[Collected data]

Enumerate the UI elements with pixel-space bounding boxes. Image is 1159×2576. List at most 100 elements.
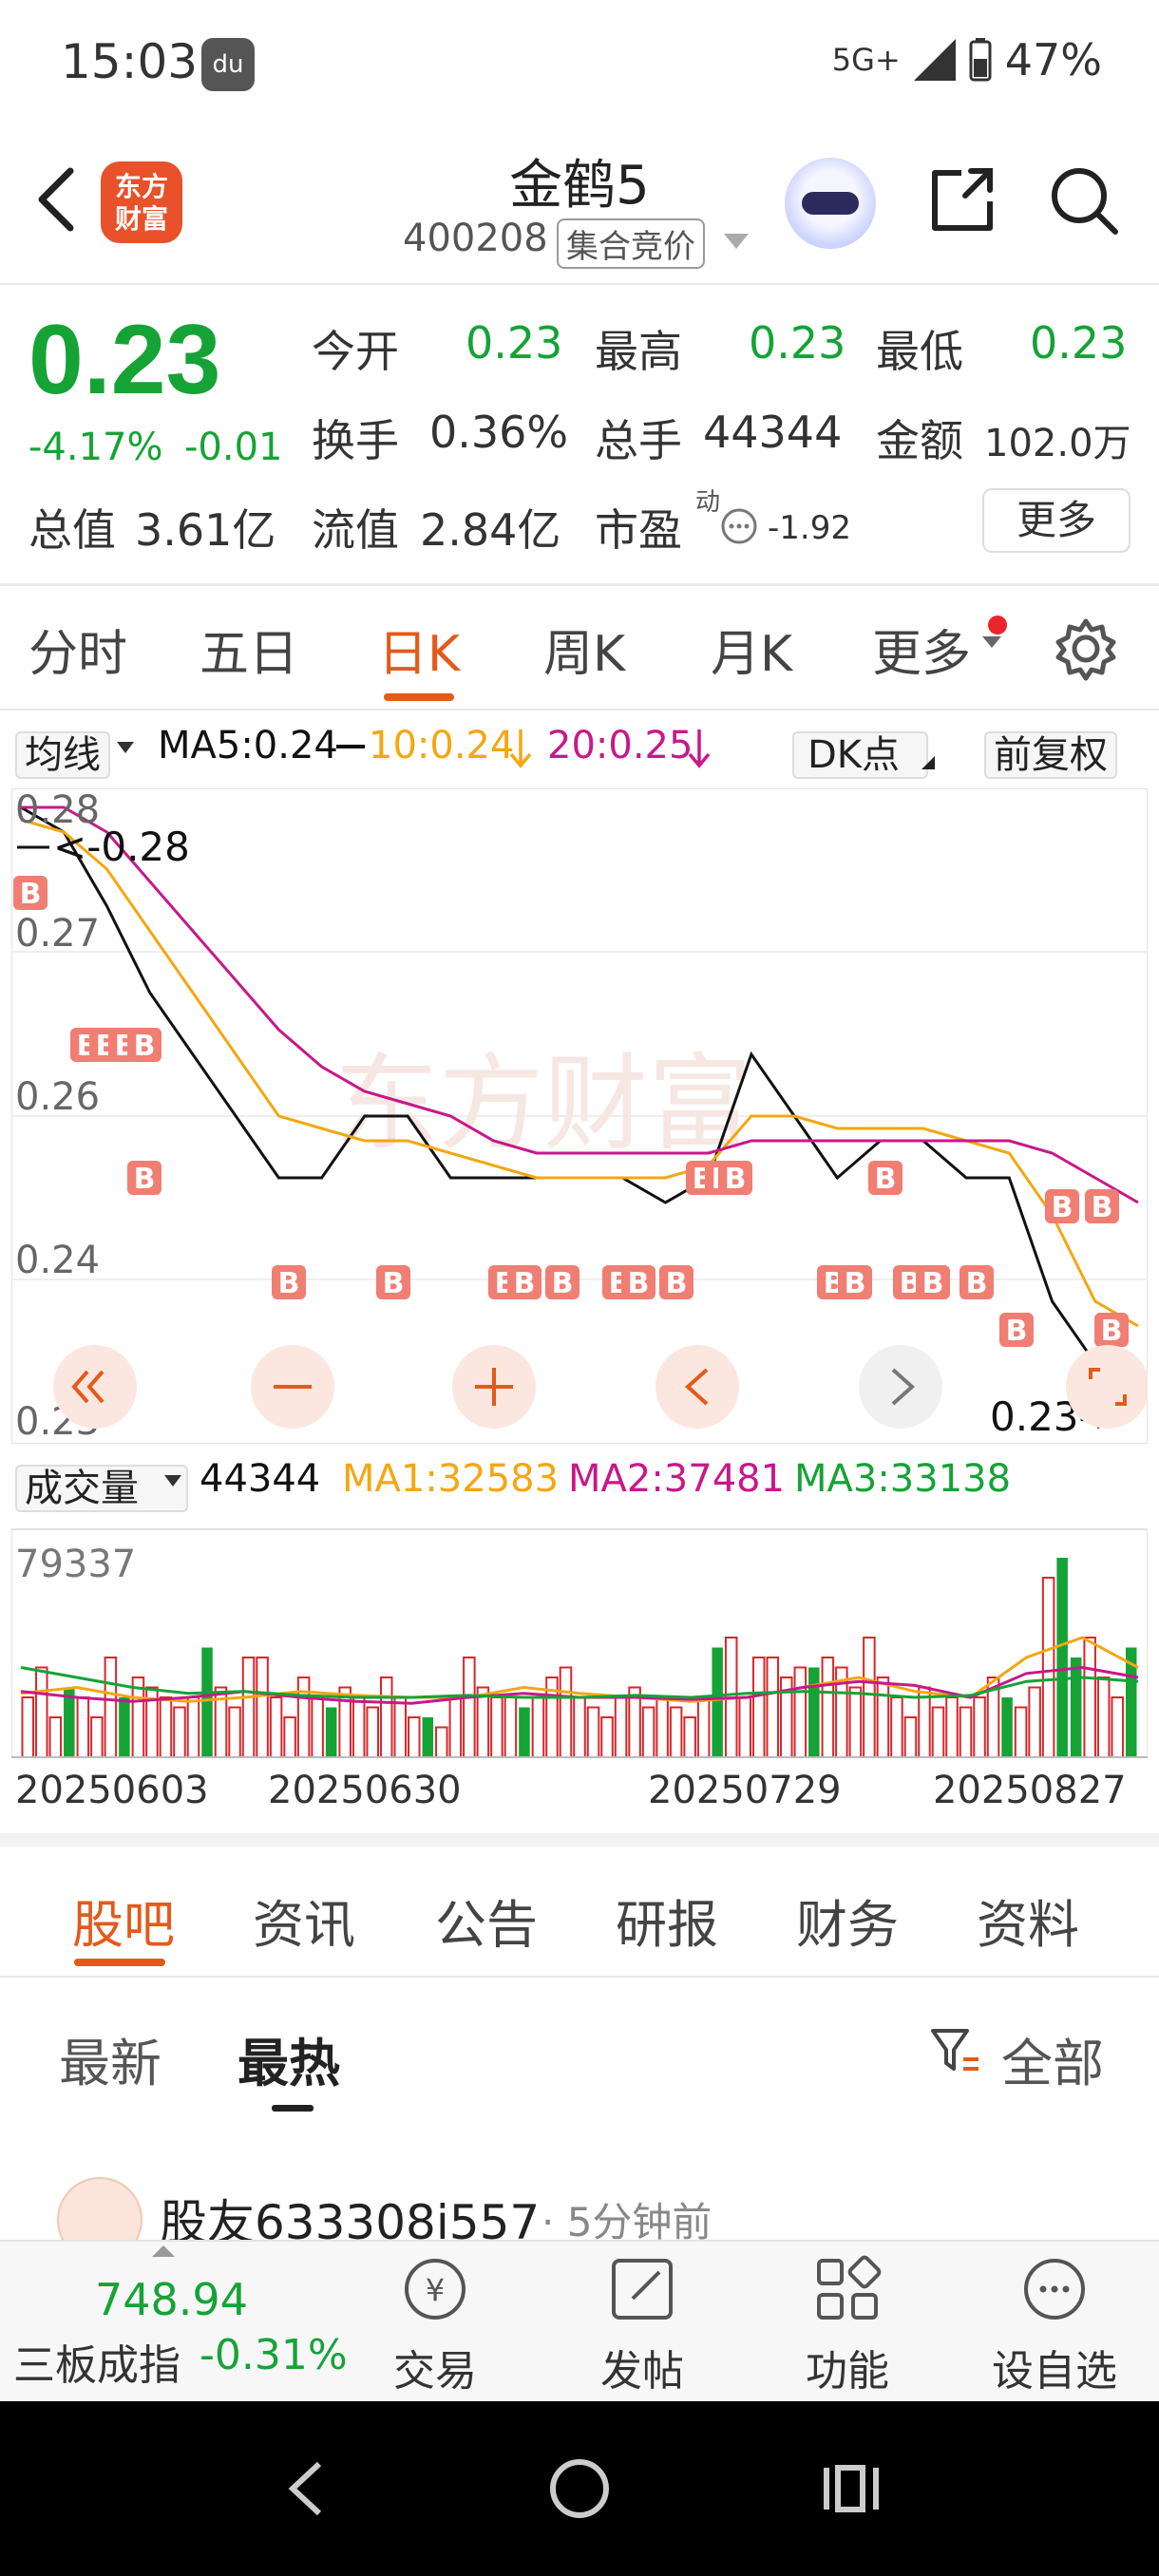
adjust-label: 前复权 [984, 731, 1117, 779]
volume-bar [903, 1716, 918, 1758]
tab-more[interactable]: 更多 [872, 614, 971, 685]
volume-bar [186, 1696, 200, 1758]
volume-bar [793, 1666, 808, 1758]
pe-label: 市盈 [595, 504, 682, 556]
volume-bar [559, 1666, 573, 1758]
search-icon[interactable] [1045, 161, 1121, 237]
section-tab-underline [74, 1959, 165, 1966]
buy-signal-label: B [922, 1267, 944, 1300]
y-tick-024: 0.24 [15, 1239, 100, 1282]
post-label: 发帖 [600, 2347, 684, 2396]
low-label: 最低 [876, 326, 963, 377]
index-percent[interactable]: -0.31% [200, 2331, 348, 2379]
vol-ma1: MA1:32583 [342, 1457, 560, 1501]
volume-bar [973, 1696, 986, 1758]
buy-signal-label: B [875, 1163, 897, 1196]
battery-icon [969, 38, 992, 82]
post-button[interactable]: 发帖 [576, 2251, 709, 2397]
fullscreen-button[interactable] [1066, 1345, 1148, 1429]
volume-dropdown-icon [164, 1475, 181, 1487]
subtab-hot[interactable]: 最热 [238, 2021, 340, 2096]
tab-monthly-k[interactable]: 月K [711, 614, 792, 685]
more-button[interactable]: 更多 [982, 488, 1130, 553]
tab-news[interactable]: 资讯 [253, 1883, 355, 1958]
change-amount: -0.01 [184, 426, 283, 469]
volume-bar [269, 1696, 283, 1758]
date-label-3: 20250729 [648, 1769, 842, 1812]
ma-selector[interactable]: 均线 [15, 724, 110, 779]
info-dots-icon[interactable] [720, 507, 758, 545]
tab-profile[interactable]: 资料 [977, 1883, 1079, 1958]
index-up-caret-icon[interactable] [152, 2244, 175, 2257]
tab-daily-k[interactable]: 日K [378, 614, 460, 685]
volume-bar [48, 1716, 63, 1758]
tabs-divider [0, 709, 1159, 710]
float-value: 2.84亿 [420, 504, 561, 556]
volume-bar [104, 1657, 118, 1758]
volume-bar [283, 1716, 296, 1758]
nav-back-icon[interactable] [281, 2458, 329, 2519]
battery-label: 47% [1004, 34, 1102, 85]
filter-all[interactable]: 全部 [1001, 2021, 1104, 2096]
chart-next-button[interactable] [859, 1345, 942, 1429]
volume-bar [586, 1706, 600, 1758]
turnover-label: 换手 [312, 415, 399, 466]
network-label: 5G+ [831, 42, 901, 78]
tab-five-day[interactable]: 五日 [200, 614, 298, 685]
add-watchlist-button[interactable]: 设自选 [988, 2251, 1121, 2397]
chart-rewind-button[interactable] [53, 1345, 137, 1429]
buy-signal-label: B [845, 1267, 866, 1300]
volume-selector[interactable]: 成交量 [15, 1457, 188, 1512]
volume-bar [76, 1696, 90, 1758]
index-value[interactable]: 748.94 [95, 2274, 248, 2325]
nav-home-icon[interactable] [547, 2456, 612, 2521]
volume-max-label: 79337 [15, 1543, 136, 1586]
share-icon[interactable] [923, 161, 999, 237]
tab-announcements[interactable]: 公告 [435, 1883, 538, 1958]
dropdown-icon[interactable] [724, 234, 749, 253]
more-circle-icon [1024, 2259, 1085, 2320]
buy-signal-label: B [552, 1267, 574, 1300]
dk-corner-icon [922, 756, 935, 769]
ma5-value: MA5:0.24 [158, 724, 338, 767]
buy-signal-label: B [1101, 1315, 1123, 1348]
volume-bar [90, 1716, 104, 1758]
chart-prev-button[interactable] [656, 1345, 739, 1429]
nav-recents-icon[interactable] [821, 2462, 882, 2515]
tab-research[interactable]: 研报 [616, 1883, 718, 1958]
adjust-button[interactable]: 前复权 [984, 724, 1117, 779]
turnover-value: 0.36% [429, 407, 569, 458]
function-button[interactable]: 功能 [781, 2251, 914, 2397]
tab-finance[interactable]: 财务 [796, 1883, 899, 1958]
tab-guba[interactable]: 股吧 [72, 1883, 175, 1958]
index-name[interactable]: 三板成指 [13, 2331, 180, 2392]
subtab-underline [272, 2105, 314, 2112]
buy-signal-label: B [383, 1267, 405, 1300]
subtab-latest[interactable]: 最新 [59, 2021, 162, 2096]
volume-bar [683, 1716, 696, 1758]
status-bar: 15:03 du 5G+ 47% [0, 0, 1159, 133]
volume-bar [751, 1657, 766, 1758]
dk-button[interactable]: DK点 [792, 724, 929, 779]
settings-gear-icon[interactable] [1053, 616, 1119, 682]
volume-bar [600, 1716, 614, 1758]
volume-bar [379, 1676, 393, 1758]
volume-bar [573, 1696, 586, 1758]
section-spacer [0, 1833, 1159, 1847]
volume-bar [808, 1667, 820, 1757]
kline-chart[interactable]: 东方财富 0.28 0.27 0.26 0.24 0.23 <-0.28 0.2… [11, 788, 1148, 1444]
filter-icon[interactable] [929, 2025, 982, 2078]
ma-selector-label: 均线 [15, 731, 110, 779]
tab-weekly-k[interactable]: 周K [543, 614, 625, 685]
zoom-out-button[interactable] [251, 1345, 334, 1429]
system-nav-bar [0, 2401, 1159, 2576]
volume-bar [366, 1706, 379, 1758]
tab-intraday[interactable]: 分时 [28, 614, 127, 685]
trade-button[interactable]: ¥ 交易 [369, 2251, 502, 2397]
volume-chart[interactable]: 79337 [11, 1520, 1148, 1767]
volume-bar [1028, 1686, 1041, 1758]
zoom-in-button[interactable] [452, 1345, 536, 1429]
volume-bar [422, 1717, 434, 1757]
amount-value: 102.0万 [984, 422, 1131, 465]
assistant-robot-icon[interactable] [785, 158, 876, 249]
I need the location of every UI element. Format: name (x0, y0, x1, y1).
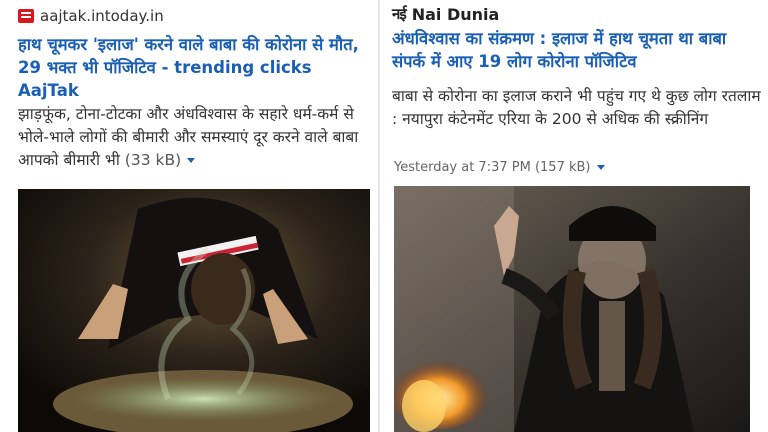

## Exercise objective
Reproduce the listing above verbatim, line for line, omitting the pictures.

## Response
Enumerate the UI elements with pixel-space bounding boxes. Image is 1159×2576. List at most 100 elements.
adjust-label: 前复权 [984, 731, 1117, 779]
volume-bar [903, 1716, 918, 1758]
tab-more[interactable]: 更多 [872, 614, 971, 685]
volume-bar [186, 1696, 200, 1758]
volume-bar [793, 1666, 808, 1758]
pe-label: 市盈 [595, 504, 682, 556]
volume-bar [559, 1666, 573, 1758]
search-icon[interactable] [1045, 161, 1121, 237]
section-tab-underline [74, 1959, 165, 1966]
buy-signal-label: B [922, 1267, 944, 1300]
y-tick-024: 0.24 [15, 1239, 100, 1282]
post-label: 发帖 [600, 2347, 684, 2396]
low-label: 最低 [876, 326, 963, 377]
index-percent[interactable]: -0.31% [200, 2331, 348, 2379]
vol-ma1: MA1:32583 [342, 1457, 560, 1501]
volume-bar [973, 1696, 986, 1758]
buy-signal-label: B [875, 1163, 897, 1196]
battery-icon [969, 38, 992, 82]
post-button[interactable]: 发帖 [576, 2251, 709, 2397]
fullscreen-button[interactable] [1066, 1345, 1148, 1429]
volume-dropdown-icon [164, 1475, 181, 1487]
subtab-hot[interactable]: 最热 [238, 2021, 340, 2096]
tab-monthly-k[interactable]: 月K [711, 614, 792, 685]
more-button[interactable]: 更多 [982, 488, 1130, 553]
tab-news[interactable]: 资讯 [253, 1883, 355, 1958]
change-amount: -0.01 [184, 426, 283, 469]
volume-bar [269, 1696, 283, 1758]
date-label-3: 20250729 [648, 1769, 842, 1812]
ma-selector[interactable]: 均线 [15, 724, 110, 779]
info-dots-icon[interactable] [720, 507, 758, 545]
tab-profile[interactable]: 资料 [977, 1883, 1079, 1958]
index-up-caret-icon[interactable] [152, 2244, 175, 2257]
tab-daily-k[interactable]: 日K [378, 614, 460, 685]
volume-bar [48, 1716, 63, 1758]
tabs-divider [0, 709, 1159, 710]
float-value: 2.84亿 [420, 504, 561, 556]
volume-bar [104, 1657, 118, 1758]
volume-bar [283, 1716, 296, 1758]
nav-back-icon[interactable] [281, 2458, 329, 2519]
battery-label: 47% [1004, 34, 1102, 85]
filter-all[interactable]: 全部 [1001, 2021, 1104, 2096]
chart-next-button[interactable] [859, 1345, 942, 1429]
volume-bar [586, 1706, 600, 1758]
turnover-label: 换手 [312, 415, 399, 466]
network-label: 5G+ [831, 42, 901, 78]
tab-five-day[interactable]: 五日 [200, 614, 298, 685]
add-watchlist-button[interactable]: 设自选 [988, 2251, 1121, 2397]
chart-rewind-button[interactable] [53, 1345, 137, 1429]
buy-signal-label: B [845, 1267, 866, 1300]
volume-selector[interactable]: 成交量 [15, 1457, 188, 1512]
volume-bar [76, 1696, 90, 1758]
index-value[interactable]: 748.94 [95, 2274, 248, 2325]
nav-home-icon[interactable] [547, 2456, 612, 2521]
volume-max-label: 79337 [15, 1543, 136, 1586]
share-icon[interactable] [923, 161, 999, 237]
tab-announcements[interactable]: 公告 [435, 1883, 538, 1958]
dropdown-icon[interactable] [724, 234, 749, 253]
more-circle-icon [1024, 2259, 1085, 2320]
buy-signal-label: B [552, 1267, 574, 1300]
dk-corner-icon [922, 756, 935, 769]
ma5-value: MA5:0.24 [158, 724, 338, 767]
buy-signal-label: B [1101, 1315, 1123, 1348]
volume-bar [90, 1716, 104, 1758]
chart-prev-button[interactable] [656, 1345, 739, 1429]
nav-recents-icon[interactable] [821, 2462, 882, 2515]
tab-research[interactable]: 研报 [616, 1883, 718, 1958]
adjust-button[interactable]: 前复权 [984, 724, 1117, 779]
turnover-value: 0.36% [429, 407, 569, 458]
function-button[interactable]: 功能 [781, 2251, 914, 2397]
tab-finance[interactable]: 财务 [796, 1883, 899, 1958]
tab-guba[interactable]: 股吧 [72, 1883, 175, 1958]
index-name[interactable]: 三板成指 [13, 2331, 180, 2392]
subtab-underline [272, 2105, 314, 2112]
buy-signal-label: B [383, 1267, 405, 1300]
subtab-latest[interactable]: 最新 [59, 2021, 162, 2096]
volume-bar [683, 1716, 696, 1758]
status-bar: 15:03 du 5G+ 47% [0, 0, 1159, 133]
volume-bar [751, 1657, 766, 1758]
dk-button[interactable]: DK点 [792, 724, 929, 779]
settings-gear-icon[interactable] [1053, 616, 1119, 682]
volume-bar [600, 1716, 614, 1758]
volume-bar [379, 1676, 393, 1758]
volume-bar [573, 1696, 586, 1758]
section-spacer [0, 1833, 1159, 1847]
volume-bar [808, 1667, 820, 1757]
kline-chart[interactable]: 东方财富 0.28 0.27 0.26 0.24 0.23 <-0.28 0.2… [11, 788, 1148, 1444]
filter-icon[interactable] [929, 2025, 982, 2078]
ma-selector-label: 均线 [15, 731, 110, 779]
tab-weekly-k[interactable]: 周K [543, 614, 625, 685]
zoom-out-button[interactable] [251, 1345, 334, 1429]
system-nav-bar [0, 2401, 1159, 2576]
volume-bar [366, 1706, 379, 1758]
tab-intraday[interactable]: 分时 [28, 614, 127, 685]
trade-button[interactable]: ¥ 交易 [369, 2251, 502, 2397]
volume-chart[interactable]: 79337 [11, 1520, 1148, 1767]
volume-bar [1028, 1686, 1041, 1758]
zoom-in-button[interactable] [452, 1345, 536, 1429]
volume-bar [422, 1717, 434, 1757]
amount-value: 102.0万 [984, 422, 1131, 465]
assistant-robot-icon[interactable] [785, 158, 876, 249]
I need the location of every UI element. Format: name (x0, y0, x1, y1).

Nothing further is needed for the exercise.